[Problem to solve] Search the listing below for "động". Copy each matching line.

[Material provided]
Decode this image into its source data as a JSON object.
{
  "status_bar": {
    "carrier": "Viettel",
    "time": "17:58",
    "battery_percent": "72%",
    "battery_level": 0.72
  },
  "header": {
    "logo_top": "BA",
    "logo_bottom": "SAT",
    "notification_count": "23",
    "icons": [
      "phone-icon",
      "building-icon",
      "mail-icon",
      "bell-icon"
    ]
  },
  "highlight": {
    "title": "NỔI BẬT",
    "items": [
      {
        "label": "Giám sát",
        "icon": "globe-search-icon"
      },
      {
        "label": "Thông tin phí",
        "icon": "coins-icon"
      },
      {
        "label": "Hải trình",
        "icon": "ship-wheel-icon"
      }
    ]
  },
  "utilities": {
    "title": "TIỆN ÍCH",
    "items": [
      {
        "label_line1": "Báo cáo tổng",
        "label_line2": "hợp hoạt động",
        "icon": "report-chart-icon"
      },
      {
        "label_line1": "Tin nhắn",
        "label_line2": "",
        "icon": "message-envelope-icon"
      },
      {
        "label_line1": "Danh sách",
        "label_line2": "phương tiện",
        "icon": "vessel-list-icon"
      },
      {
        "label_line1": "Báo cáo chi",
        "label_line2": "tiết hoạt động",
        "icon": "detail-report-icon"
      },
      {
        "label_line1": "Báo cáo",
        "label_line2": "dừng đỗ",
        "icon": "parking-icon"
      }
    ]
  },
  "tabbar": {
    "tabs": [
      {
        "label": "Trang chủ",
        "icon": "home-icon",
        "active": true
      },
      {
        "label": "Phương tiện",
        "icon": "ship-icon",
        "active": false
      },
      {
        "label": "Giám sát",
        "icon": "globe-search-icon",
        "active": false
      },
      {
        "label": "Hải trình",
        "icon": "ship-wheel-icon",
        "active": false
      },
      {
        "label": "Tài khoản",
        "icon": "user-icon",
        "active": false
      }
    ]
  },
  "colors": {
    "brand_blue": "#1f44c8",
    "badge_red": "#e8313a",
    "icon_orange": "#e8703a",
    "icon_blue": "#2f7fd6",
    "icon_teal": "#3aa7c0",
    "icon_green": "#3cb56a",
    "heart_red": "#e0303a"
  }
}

[Problem solution]
        "label_line2": "hợp hoạt động",
        "label_line2": "tiết hoạt động",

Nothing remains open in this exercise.